#### Job:
Leave out any pictures and transcribe all other data below exactly.

#### Provided data:
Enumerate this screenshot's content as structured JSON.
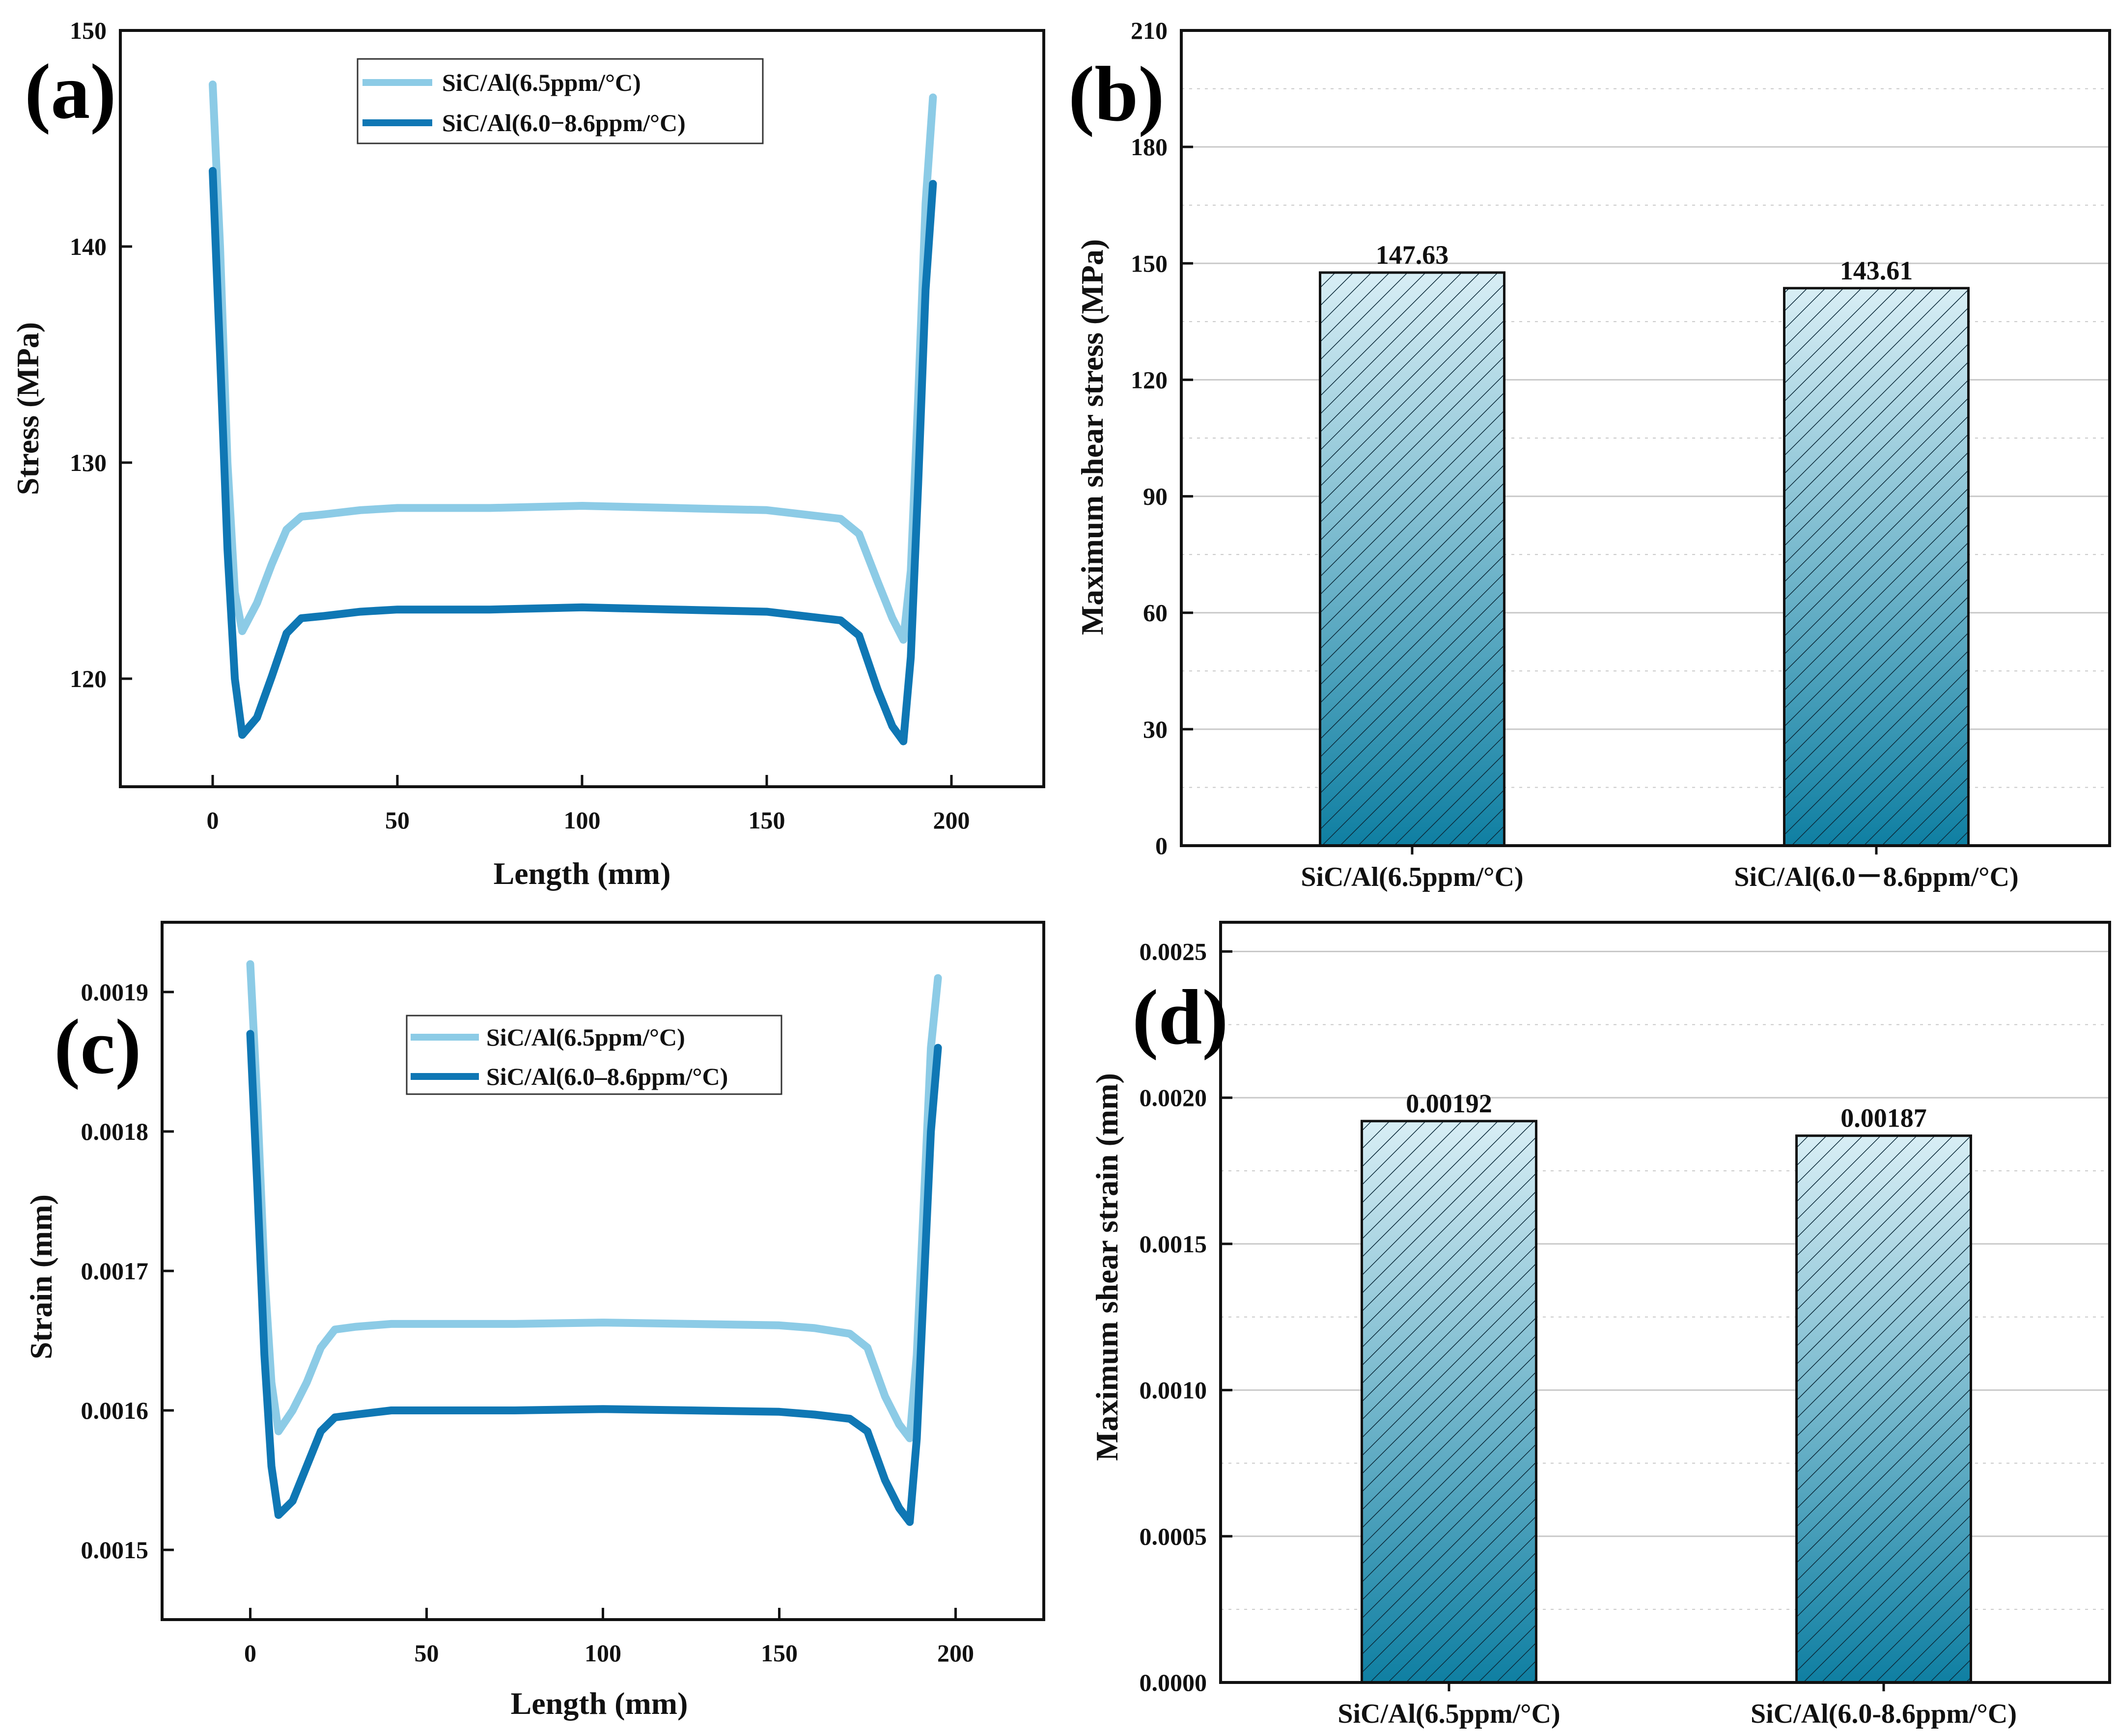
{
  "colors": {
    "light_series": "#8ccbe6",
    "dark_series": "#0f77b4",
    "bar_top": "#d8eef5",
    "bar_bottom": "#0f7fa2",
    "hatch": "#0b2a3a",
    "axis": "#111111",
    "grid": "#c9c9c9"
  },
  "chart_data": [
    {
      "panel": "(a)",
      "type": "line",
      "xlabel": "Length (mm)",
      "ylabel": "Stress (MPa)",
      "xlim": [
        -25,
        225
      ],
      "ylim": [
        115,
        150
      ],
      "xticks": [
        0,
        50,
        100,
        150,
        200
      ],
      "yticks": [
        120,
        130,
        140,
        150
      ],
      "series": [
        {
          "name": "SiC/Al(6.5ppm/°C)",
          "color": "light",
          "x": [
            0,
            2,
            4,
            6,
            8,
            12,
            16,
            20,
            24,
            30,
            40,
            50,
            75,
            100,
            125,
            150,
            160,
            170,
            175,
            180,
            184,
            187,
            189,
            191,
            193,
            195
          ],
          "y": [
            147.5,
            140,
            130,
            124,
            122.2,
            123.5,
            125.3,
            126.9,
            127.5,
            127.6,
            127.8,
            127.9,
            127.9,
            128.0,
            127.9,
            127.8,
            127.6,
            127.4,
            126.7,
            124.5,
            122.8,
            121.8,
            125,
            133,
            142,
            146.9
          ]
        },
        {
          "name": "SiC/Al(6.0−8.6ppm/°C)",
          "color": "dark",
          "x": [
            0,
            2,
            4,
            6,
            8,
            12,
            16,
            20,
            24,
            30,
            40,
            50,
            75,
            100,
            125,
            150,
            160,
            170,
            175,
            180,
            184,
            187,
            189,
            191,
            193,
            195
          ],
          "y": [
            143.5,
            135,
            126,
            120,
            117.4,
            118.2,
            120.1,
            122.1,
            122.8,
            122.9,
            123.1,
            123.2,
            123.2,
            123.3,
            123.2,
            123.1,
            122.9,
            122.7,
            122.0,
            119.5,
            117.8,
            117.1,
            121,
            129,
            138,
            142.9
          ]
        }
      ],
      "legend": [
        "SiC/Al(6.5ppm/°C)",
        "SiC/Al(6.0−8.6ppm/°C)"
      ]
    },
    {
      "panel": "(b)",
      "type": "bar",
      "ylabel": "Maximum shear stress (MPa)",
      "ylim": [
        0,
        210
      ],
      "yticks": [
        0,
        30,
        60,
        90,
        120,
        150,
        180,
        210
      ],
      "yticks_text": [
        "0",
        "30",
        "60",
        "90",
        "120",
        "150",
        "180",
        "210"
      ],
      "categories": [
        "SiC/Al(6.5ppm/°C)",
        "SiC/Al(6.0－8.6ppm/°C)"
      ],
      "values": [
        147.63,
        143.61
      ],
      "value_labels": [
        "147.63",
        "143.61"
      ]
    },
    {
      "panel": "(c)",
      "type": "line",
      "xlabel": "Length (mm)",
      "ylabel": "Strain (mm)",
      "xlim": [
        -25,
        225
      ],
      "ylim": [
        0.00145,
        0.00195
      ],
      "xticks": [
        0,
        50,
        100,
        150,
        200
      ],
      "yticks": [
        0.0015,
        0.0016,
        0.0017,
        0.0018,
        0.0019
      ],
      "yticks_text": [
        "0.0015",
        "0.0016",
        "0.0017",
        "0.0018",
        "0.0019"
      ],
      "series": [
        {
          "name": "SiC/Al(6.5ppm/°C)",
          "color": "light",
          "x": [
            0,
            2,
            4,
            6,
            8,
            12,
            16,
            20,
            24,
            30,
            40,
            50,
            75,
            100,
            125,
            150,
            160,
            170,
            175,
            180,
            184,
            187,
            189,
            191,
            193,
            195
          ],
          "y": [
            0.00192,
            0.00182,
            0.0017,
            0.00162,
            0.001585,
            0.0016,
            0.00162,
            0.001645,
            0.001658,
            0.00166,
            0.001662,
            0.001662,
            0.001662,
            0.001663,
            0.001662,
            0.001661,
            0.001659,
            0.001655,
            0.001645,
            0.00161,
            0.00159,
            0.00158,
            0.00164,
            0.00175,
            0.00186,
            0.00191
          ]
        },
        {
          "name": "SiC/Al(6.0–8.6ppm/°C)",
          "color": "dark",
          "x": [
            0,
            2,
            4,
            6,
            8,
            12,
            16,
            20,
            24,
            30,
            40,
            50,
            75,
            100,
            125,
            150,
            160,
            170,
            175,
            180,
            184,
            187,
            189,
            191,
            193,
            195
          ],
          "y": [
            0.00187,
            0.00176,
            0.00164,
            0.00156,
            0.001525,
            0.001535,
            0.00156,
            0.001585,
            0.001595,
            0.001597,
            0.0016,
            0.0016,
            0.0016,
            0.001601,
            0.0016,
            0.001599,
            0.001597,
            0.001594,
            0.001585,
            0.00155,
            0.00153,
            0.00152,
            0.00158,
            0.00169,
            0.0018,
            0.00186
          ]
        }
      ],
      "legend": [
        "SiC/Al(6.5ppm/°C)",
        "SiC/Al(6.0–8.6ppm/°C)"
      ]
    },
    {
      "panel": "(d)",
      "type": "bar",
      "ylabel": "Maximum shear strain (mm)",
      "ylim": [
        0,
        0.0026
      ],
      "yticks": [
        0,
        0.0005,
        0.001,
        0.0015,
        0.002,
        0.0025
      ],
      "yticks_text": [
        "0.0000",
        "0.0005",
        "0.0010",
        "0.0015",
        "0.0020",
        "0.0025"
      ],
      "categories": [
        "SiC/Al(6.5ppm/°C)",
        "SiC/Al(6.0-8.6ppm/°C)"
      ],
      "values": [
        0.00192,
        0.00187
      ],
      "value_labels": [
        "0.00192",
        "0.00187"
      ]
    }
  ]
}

#### Result of the exercise:
Enumerate this screenshot's content as structured JSON.
{
  "colors": {
    "light_series": "#8ccbe6",
    "dark_series": "#0f77b4",
    "bar_top": "#d8eef5",
    "bar_bottom": "#0f7fa2",
    "hatch": "#0b2a3a",
    "axis": "#111111",
    "grid": "#c9c9c9"
  },
  "chart_data": [
    {
      "panel": "(a)",
      "type": "line",
      "xlabel": "Length (mm)",
      "ylabel": "Stress (MPa)",
      "xlim": [
        -25,
        225
      ],
      "ylim": [
        115,
        150
      ],
      "xticks": [
        0,
        50,
        100,
        150,
        200
      ],
      "yticks": [
        120,
        130,
        140,
        150
      ],
      "series": [
        {
          "name": "SiC/Al(6.5ppm/°C)",
          "color": "light",
          "x": [
            0,
            2,
            4,
            6,
            8,
            12,
            16,
            20,
            24,
            30,
            40,
            50,
            75,
            100,
            125,
            150,
            160,
            170,
            175,
            180,
            184,
            187,
            189,
            191,
            193,
            195
          ],
          "y": [
            147.5,
            140,
            130,
            124,
            122.2,
            123.5,
            125.3,
            126.9,
            127.5,
            127.6,
            127.8,
            127.9,
            127.9,
            128.0,
            127.9,
            127.8,
            127.6,
            127.4,
            126.7,
            124.5,
            122.8,
            121.8,
            125,
            133,
            142,
            146.9
          ]
        },
        {
          "name": "SiC/Al(6.0−8.6ppm/°C)",
          "color": "dark",
          "x": [
            0,
            2,
            4,
            6,
            8,
            12,
            16,
            20,
            24,
            30,
            40,
            50,
            75,
            100,
            125,
            150,
            160,
            170,
            175,
            180,
            184,
            187,
            189,
            191,
            193,
            195
          ],
          "y": [
            143.5,
            135,
            126,
            120,
            117.4,
            118.2,
            120.1,
            122.1,
            122.8,
            122.9,
            123.1,
            123.2,
            123.2,
            123.3,
            123.2,
            123.1,
            122.9,
            122.7,
            122.0,
            119.5,
            117.8,
            117.1,
            121,
            129,
            138,
            142.9
          ]
        }
      ],
      "legend": [
        "SiC/Al(6.5ppm/°C)",
        "SiC/Al(6.0−8.6ppm/°C)"
      ]
    },
    {
      "panel": "(b)",
      "type": "bar",
      "ylabel": "Maximum shear stress (MPa)",
      "ylim": [
        0,
        210
      ],
      "yticks": [
        0,
        30,
        60,
        90,
        120,
        150,
        180,
        210
      ],
      "yticks_text": [
        "0",
        "30",
        "60",
        "90",
        "120",
        "150",
        "180",
        "210"
      ],
      "categories": [
        "SiC/Al(6.5ppm/°C)",
        "SiC/Al(6.0－8.6ppm/°C)"
      ],
      "values": [
        147.63,
        143.61
      ],
      "value_labels": [
        "147.63",
        "143.61"
      ]
    },
    {
      "panel": "(c)",
      "type": "line",
      "xlabel": "Length (mm)",
      "ylabel": "Strain (mm)",
      "xlim": [
        -25,
        225
      ],
      "ylim": [
        0.00145,
        0.00195
      ],
      "xticks": [
        0,
        50,
        100,
        150,
        200
      ],
      "yticks": [
        0.0015,
        0.0016,
        0.0017,
        0.0018,
        0.0019
      ],
      "yticks_text": [
        "0.0015",
        "0.0016",
        "0.0017",
        "0.0018",
        "0.0019"
      ],
      "series": [
        {
          "name": "SiC/Al(6.5ppm/°C)",
          "color": "light",
          "x": [
            0,
            2,
            4,
            6,
            8,
            12,
            16,
            20,
            24,
            30,
            40,
            50,
            75,
            100,
            125,
            150,
            160,
            170,
            175,
            180,
            184,
            187,
            189,
            191,
            193,
            195
          ],
          "y": [
            0.00192,
            0.00182,
            0.0017,
            0.00162,
            0.001585,
            0.0016,
            0.00162,
            0.001645,
            0.001658,
            0.00166,
            0.001662,
            0.001662,
            0.001662,
            0.001663,
            0.001662,
            0.001661,
            0.001659,
            0.001655,
            0.001645,
            0.00161,
            0.00159,
            0.00158,
            0.00164,
            0.00175,
            0.00186,
            0.00191
          ]
        },
        {
          "name": "SiC/Al(6.0–8.6ppm/°C)",
          "color": "dark",
          "x": [
            0,
            2,
            4,
            6,
            8,
            12,
            16,
            20,
            24,
            30,
            40,
            50,
            75,
            100,
            125,
            150,
            160,
            170,
            175,
            180,
            184,
            187,
            189,
            191,
            193,
            195
          ],
          "y": [
            0.00187,
            0.00176,
            0.00164,
            0.00156,
            0.001525,
            0.001535,
            0.00156,
            0.001585,
            0.001595,
            0.001597,
            0.0016,
            0.0016,
            0.0016,
            0.001601,
            0.0016,
            0.001599,
            0.001597,
            0.001594,
            0.001585,
            0.00155,
            0.00153,
            0.00152,
            0.00158,
            0.00169,
            0.0018,
            0.00186
          ]
        }
      ],
      "legend": [
        "SiC/Al(6.5ppm/°C)",
        "SiC/Al(6.0–8.6ppm/°C)"
      ]
    },
    {
      "panel": "(d)",
      "type": "bar",
      "ylabel": "Maximum shear strain (mm)",
      "ylim": [
        0,
        0.0026
      ],
      "yticks": [
        0,
        0.0005,
        0.001,
        0.0015,
        0.002,
        0.0025
      ],
      "yticks_text": [
        "0.0000",
        "0.0005",
        "0.0010",
        "0.0015",
        "0.0020",
        "0.0025"
      ],
      "categories": [
        "SiC/Al(6.5ppm/°C)",
        "SiC/Al(6.0-8.6ppm/°C)"
      ],
      "values": [
        0.00192,
        0.00187
      ],
      "value_labels": [
        "0.00192",
        "0.00187"
      ]
    }
  ]
}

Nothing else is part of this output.